*Short exercise:*
Copy out the lines that have "ฒนธรรมไทย" in them.

*Dataset:*

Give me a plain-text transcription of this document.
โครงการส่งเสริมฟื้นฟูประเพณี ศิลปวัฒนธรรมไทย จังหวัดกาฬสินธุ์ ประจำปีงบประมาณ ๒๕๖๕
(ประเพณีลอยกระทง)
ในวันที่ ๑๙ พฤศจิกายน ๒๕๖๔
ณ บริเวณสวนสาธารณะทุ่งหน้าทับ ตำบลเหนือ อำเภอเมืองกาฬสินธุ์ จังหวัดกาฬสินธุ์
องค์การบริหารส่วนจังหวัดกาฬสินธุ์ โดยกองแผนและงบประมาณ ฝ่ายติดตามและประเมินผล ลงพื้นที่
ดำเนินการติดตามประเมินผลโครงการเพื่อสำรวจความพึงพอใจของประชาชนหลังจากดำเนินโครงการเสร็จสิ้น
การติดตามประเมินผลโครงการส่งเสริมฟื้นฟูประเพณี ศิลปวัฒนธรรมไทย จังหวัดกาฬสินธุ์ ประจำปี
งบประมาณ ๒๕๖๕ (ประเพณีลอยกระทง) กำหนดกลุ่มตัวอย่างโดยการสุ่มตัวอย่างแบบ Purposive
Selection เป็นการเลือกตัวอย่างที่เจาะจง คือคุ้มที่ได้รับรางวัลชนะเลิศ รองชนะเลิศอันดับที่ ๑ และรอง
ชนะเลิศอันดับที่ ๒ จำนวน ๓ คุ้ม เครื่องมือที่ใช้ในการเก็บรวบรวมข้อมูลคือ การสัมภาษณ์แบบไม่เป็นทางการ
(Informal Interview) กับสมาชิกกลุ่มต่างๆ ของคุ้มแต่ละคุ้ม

*Reply:*
โครงการส่งเสริมฟื้นฟูประเพณี ศิลปวัฒนธรรมไทย จังหวัดกาฬสินธุ์ ประจำปีงบประมาณ ๒๕๖๕
การติดตามประเมินผลโครงการส่งเสริมฟื้นฟูประเพณี ศิลปวัฒนธรรมไทย จังหวัดกาฬสินธุ์ ประจำปี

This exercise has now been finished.